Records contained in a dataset
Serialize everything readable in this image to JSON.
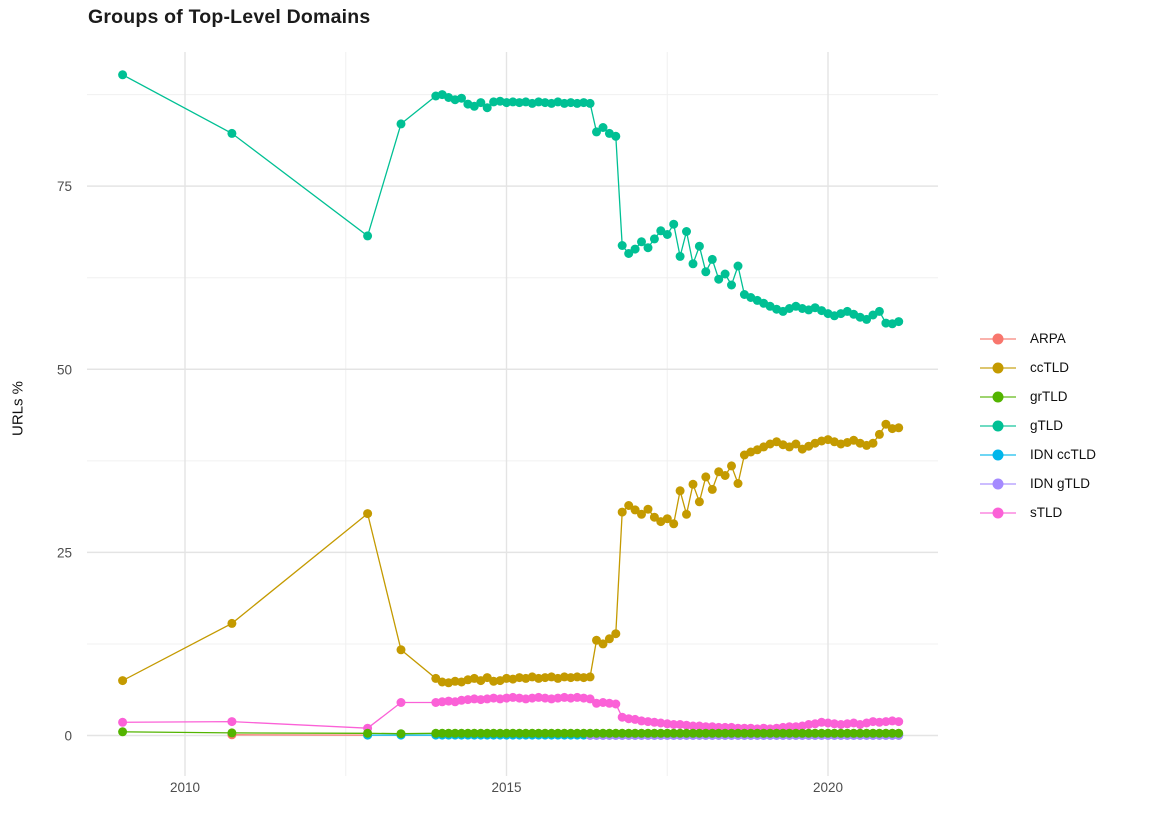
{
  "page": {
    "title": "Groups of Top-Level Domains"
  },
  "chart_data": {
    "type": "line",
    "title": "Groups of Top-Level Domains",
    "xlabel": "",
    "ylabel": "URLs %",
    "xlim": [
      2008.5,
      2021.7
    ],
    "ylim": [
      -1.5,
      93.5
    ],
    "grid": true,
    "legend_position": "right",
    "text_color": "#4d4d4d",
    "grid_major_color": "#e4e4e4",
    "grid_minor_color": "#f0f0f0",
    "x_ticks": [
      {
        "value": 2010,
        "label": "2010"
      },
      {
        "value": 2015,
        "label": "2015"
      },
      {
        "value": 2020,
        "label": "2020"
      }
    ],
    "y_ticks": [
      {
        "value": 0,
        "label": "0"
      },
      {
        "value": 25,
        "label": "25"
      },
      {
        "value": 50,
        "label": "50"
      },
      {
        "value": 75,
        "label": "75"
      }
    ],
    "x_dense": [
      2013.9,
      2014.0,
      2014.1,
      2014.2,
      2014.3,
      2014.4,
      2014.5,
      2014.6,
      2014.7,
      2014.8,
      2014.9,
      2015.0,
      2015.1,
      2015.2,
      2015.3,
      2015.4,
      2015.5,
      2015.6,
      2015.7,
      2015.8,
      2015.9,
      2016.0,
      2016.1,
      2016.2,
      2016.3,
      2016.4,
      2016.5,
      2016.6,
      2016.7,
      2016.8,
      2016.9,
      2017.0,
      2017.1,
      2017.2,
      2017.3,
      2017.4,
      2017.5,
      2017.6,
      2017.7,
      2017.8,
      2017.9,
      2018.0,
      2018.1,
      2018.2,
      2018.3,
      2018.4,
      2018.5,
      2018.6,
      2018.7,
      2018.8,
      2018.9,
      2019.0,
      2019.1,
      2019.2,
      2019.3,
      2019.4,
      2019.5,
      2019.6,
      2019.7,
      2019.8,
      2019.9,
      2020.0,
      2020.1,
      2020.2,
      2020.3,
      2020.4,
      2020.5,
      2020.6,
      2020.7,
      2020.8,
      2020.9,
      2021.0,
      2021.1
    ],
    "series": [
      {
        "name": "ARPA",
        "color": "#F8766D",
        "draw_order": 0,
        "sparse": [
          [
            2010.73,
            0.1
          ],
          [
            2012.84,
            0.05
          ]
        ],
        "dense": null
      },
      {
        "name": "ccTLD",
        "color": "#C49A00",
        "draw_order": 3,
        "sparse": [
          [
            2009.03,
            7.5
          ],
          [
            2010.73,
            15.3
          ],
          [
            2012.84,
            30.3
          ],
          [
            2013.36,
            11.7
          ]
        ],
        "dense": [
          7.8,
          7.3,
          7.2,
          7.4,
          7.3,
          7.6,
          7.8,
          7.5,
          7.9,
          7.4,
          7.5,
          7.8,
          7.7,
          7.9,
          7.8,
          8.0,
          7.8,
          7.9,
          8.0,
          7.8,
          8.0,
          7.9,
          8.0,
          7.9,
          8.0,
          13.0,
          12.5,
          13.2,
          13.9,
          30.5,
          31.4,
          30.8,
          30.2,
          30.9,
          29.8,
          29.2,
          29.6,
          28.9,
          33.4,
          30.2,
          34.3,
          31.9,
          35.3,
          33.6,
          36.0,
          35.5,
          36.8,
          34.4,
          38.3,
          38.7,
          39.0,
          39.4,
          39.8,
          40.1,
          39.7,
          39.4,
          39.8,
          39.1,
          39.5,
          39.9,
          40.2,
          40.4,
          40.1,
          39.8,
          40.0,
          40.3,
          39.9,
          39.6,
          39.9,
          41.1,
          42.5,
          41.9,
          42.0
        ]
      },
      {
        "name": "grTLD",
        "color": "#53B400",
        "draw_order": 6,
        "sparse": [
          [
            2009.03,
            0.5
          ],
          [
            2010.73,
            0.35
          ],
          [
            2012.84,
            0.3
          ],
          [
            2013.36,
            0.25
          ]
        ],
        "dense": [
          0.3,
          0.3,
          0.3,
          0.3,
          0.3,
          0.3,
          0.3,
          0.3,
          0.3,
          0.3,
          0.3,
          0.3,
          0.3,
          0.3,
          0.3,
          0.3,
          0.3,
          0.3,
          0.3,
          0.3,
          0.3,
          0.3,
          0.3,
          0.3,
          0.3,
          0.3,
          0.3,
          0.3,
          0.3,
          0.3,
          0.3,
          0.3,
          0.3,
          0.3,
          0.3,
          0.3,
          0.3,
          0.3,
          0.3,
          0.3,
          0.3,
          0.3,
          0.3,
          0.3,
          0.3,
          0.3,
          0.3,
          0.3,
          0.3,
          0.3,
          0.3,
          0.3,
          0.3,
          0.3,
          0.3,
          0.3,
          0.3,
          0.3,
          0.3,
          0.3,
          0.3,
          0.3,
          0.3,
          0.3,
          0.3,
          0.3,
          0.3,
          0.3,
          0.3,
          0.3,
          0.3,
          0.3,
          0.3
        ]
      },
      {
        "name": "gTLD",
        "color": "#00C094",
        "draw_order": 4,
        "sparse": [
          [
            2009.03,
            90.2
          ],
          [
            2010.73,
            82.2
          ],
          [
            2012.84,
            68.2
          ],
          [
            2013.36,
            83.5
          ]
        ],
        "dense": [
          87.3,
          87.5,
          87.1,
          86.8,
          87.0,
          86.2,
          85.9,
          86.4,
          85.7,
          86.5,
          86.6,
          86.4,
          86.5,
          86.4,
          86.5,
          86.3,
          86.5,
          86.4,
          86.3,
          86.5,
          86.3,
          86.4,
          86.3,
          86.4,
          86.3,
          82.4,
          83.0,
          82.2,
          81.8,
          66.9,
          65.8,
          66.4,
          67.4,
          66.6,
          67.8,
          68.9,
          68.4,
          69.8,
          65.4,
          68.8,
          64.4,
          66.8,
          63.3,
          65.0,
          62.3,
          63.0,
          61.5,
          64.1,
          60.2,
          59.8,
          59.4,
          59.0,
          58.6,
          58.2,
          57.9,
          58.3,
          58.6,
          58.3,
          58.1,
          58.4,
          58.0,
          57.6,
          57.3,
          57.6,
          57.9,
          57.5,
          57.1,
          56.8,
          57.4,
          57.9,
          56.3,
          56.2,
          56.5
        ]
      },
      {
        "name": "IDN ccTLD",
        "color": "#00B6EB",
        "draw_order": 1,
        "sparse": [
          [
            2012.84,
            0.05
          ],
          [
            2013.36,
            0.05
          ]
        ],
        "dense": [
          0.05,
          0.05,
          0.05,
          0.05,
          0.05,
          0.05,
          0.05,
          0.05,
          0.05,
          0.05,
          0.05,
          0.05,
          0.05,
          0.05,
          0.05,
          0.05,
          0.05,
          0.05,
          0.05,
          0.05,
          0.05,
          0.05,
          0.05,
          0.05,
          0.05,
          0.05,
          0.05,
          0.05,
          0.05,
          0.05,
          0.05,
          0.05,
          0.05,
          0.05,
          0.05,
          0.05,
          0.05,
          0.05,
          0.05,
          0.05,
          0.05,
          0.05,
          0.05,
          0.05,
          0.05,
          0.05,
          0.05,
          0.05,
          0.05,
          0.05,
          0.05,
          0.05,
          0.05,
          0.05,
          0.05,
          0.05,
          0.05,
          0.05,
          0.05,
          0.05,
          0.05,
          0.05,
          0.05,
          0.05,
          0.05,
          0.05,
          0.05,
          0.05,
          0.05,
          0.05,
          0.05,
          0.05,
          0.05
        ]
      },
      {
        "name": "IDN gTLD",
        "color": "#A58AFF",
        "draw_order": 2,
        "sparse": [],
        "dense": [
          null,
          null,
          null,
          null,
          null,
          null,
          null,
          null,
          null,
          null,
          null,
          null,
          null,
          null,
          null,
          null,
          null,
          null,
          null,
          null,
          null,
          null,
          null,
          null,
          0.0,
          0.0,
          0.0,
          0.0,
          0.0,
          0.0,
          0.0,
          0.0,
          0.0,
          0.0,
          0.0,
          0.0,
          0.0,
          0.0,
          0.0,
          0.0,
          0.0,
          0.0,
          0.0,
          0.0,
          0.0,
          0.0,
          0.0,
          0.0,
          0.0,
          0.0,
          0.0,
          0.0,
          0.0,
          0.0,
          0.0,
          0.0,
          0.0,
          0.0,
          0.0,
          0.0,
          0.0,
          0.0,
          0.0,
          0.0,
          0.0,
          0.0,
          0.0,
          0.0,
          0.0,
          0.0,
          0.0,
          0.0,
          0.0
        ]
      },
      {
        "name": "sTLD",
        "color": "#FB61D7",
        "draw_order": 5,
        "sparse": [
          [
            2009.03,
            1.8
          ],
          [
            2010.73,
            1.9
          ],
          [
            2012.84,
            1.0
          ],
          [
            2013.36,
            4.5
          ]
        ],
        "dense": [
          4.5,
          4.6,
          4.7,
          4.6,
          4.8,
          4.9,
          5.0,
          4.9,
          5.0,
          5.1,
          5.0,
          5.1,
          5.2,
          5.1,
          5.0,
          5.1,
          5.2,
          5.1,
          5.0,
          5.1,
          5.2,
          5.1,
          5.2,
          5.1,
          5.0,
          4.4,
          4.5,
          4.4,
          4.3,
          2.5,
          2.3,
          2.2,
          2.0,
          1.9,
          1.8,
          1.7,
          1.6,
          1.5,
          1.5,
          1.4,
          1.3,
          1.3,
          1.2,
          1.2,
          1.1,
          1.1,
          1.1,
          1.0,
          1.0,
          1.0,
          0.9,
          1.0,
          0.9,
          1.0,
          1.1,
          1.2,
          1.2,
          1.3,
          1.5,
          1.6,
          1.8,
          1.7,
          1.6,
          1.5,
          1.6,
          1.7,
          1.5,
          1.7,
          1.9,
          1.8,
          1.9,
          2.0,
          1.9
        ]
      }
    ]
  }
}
==
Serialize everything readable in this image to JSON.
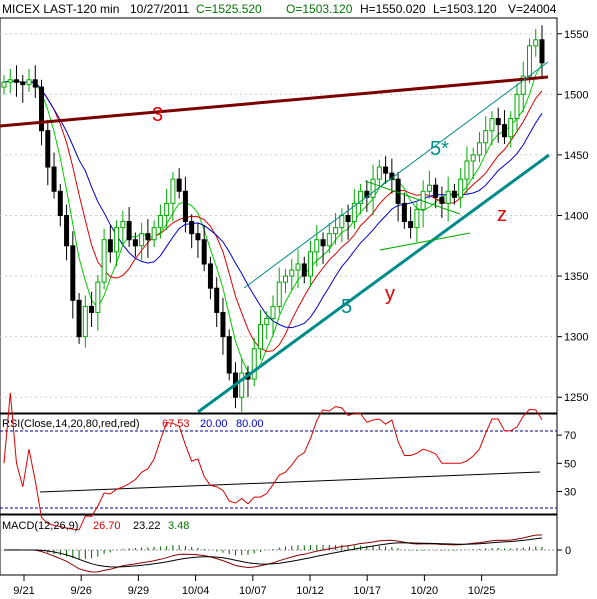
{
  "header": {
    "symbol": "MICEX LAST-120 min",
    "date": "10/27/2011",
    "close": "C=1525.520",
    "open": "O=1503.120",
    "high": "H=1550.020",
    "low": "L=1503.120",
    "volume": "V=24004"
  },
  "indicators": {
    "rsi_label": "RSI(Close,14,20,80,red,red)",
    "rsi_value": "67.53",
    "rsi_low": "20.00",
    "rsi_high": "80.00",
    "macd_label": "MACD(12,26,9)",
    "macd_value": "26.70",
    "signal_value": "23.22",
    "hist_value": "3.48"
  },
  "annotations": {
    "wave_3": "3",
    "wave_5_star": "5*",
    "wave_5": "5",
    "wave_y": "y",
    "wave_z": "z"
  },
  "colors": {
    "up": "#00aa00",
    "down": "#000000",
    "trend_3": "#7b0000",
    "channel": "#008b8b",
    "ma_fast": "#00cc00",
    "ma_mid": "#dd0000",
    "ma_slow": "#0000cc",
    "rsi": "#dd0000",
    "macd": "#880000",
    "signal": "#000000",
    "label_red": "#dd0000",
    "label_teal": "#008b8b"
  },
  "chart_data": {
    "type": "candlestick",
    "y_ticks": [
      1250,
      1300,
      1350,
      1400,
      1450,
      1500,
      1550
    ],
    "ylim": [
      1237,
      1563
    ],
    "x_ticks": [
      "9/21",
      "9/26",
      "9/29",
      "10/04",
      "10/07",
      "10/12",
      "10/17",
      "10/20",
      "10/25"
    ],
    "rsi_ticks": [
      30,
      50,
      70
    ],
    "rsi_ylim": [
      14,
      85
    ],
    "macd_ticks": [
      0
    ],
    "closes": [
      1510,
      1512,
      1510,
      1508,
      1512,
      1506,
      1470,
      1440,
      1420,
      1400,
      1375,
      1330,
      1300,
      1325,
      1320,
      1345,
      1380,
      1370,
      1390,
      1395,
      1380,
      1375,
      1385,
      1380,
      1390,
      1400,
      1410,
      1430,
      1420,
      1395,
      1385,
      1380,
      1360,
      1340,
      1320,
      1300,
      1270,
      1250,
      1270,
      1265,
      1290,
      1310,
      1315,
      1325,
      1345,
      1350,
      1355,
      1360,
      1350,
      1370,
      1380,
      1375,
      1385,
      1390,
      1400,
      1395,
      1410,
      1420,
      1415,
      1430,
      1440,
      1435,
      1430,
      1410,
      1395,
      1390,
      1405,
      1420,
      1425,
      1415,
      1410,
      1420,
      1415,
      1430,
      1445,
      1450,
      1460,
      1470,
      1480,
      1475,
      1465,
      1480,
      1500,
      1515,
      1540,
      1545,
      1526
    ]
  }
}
* * *
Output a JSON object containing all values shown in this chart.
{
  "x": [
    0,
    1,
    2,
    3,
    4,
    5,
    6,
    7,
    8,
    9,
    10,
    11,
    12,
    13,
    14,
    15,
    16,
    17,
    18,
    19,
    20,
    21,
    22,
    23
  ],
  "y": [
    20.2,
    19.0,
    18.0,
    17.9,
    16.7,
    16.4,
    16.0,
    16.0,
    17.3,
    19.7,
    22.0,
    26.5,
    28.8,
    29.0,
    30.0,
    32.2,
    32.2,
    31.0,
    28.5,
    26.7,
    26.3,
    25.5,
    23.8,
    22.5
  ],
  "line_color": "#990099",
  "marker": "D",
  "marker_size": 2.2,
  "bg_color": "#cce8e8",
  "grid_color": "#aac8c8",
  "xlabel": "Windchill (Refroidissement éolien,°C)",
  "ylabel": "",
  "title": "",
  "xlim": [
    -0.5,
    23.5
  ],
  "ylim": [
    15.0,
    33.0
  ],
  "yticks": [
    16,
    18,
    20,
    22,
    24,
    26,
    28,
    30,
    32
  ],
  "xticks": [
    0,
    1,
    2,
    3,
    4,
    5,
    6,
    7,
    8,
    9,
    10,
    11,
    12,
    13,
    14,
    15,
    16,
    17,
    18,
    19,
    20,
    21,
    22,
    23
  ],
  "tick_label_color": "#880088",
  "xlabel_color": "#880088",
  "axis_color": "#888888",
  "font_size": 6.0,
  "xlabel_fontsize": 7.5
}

EXERCISE GOAL | Go through the listing above and return every line where the word "Level" occurs.

RESPONSE |
    "title": "Groups of Top-Level Domains"
    "title": "Groups of Top-Level Domains",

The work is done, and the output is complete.